TASK INPUT:
## start
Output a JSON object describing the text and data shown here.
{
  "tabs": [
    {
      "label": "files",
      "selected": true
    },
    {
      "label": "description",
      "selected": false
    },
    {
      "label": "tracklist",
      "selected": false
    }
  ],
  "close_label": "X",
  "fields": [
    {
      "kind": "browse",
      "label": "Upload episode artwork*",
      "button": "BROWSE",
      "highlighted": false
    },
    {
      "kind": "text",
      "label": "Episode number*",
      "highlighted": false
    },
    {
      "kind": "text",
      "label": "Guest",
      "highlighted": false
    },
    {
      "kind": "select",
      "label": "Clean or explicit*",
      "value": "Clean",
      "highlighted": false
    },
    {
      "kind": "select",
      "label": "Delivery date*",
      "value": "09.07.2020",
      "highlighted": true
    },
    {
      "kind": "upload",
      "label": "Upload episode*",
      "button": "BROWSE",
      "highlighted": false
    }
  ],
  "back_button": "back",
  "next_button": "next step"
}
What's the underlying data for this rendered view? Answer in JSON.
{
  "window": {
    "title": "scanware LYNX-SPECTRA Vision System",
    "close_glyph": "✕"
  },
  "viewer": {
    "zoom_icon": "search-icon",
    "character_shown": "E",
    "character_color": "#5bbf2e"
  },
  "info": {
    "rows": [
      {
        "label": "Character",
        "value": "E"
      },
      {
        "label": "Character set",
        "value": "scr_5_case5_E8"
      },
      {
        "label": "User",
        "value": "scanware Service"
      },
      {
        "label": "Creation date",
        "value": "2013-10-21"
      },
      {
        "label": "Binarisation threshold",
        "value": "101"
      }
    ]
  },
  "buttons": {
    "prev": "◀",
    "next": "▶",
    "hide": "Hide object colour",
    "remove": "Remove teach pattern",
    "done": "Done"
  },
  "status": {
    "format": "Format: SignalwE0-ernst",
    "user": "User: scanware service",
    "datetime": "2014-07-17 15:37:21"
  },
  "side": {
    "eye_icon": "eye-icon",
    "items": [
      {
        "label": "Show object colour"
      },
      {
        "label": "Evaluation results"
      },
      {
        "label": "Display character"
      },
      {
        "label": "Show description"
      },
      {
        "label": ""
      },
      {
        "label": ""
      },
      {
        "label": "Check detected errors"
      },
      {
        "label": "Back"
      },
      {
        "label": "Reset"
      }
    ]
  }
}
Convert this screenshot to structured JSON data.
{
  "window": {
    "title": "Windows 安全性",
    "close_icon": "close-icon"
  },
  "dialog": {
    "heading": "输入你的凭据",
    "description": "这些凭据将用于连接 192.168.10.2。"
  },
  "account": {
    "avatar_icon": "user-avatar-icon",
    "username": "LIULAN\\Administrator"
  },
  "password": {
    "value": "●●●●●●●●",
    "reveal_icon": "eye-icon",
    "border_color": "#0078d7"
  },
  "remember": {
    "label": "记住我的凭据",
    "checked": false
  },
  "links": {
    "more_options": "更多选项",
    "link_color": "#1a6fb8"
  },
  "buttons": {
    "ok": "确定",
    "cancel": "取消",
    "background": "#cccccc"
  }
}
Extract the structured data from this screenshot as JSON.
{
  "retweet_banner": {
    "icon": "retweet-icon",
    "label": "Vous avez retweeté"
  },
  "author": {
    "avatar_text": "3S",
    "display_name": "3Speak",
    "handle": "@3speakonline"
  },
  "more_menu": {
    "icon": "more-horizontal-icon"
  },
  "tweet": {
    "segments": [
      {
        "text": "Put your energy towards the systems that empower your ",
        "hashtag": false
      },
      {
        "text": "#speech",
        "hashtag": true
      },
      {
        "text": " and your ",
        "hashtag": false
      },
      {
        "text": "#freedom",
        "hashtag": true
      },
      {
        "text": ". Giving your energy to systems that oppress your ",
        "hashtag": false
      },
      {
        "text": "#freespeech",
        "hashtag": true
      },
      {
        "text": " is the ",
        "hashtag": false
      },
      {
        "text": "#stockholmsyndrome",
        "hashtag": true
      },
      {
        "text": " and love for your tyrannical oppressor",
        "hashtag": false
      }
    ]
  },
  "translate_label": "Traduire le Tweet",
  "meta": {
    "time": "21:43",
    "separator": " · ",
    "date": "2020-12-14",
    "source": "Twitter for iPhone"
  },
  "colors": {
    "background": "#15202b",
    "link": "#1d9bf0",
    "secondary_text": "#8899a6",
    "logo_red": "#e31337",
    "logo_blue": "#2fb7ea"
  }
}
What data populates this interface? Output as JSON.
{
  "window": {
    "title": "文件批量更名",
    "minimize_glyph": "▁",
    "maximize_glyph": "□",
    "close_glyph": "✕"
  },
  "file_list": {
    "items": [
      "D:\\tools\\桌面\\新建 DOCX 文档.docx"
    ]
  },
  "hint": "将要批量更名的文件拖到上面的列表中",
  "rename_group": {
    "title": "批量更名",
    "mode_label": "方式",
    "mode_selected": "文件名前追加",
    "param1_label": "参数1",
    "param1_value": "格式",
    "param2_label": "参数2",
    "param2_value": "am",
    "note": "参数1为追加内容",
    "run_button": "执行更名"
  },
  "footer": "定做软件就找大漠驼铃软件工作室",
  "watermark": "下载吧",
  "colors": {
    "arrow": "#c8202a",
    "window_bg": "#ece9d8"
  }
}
## end
TASK TO CARRY OUT:
Quote verbatim the line containing "What data populates" and every line after it through the end of the records above.

EXERCISE OUTPUT:
What data populates this interface? Output as JSON.
{
  "window": {
    "title": "文件批量更名",
    "minimize_glyph": "▁",
    "maximize_glyph": "□",
    "close_glyph": "✕"
  },
  "file_list": {
    "items": [
      "D:\\tools\\桌面\\新建 DOCX 文档.docx"
    ]
  },
  "hint": "将要批量更名的文件拖到上面的列表中",
  "rename_group": {
    "title": "批量更名",
    "mode_label": "方式",
    "mode_selected": "文件名前追加",
    "param1_label": "参数1",
    "param1_value": "格式",
    "param2_label": "参数2",
    "param2_value": "am",
    "note": "参数1为追加内容",
    "run_button": "执行更名"
  },
  "footer": "定做软件就找大漠驼铃软件工作室",
  "watermark": "下载吧",
  "colors": {
    "arrow": "#c8202a",
    "window_bg": "#ece9d8"
  }
}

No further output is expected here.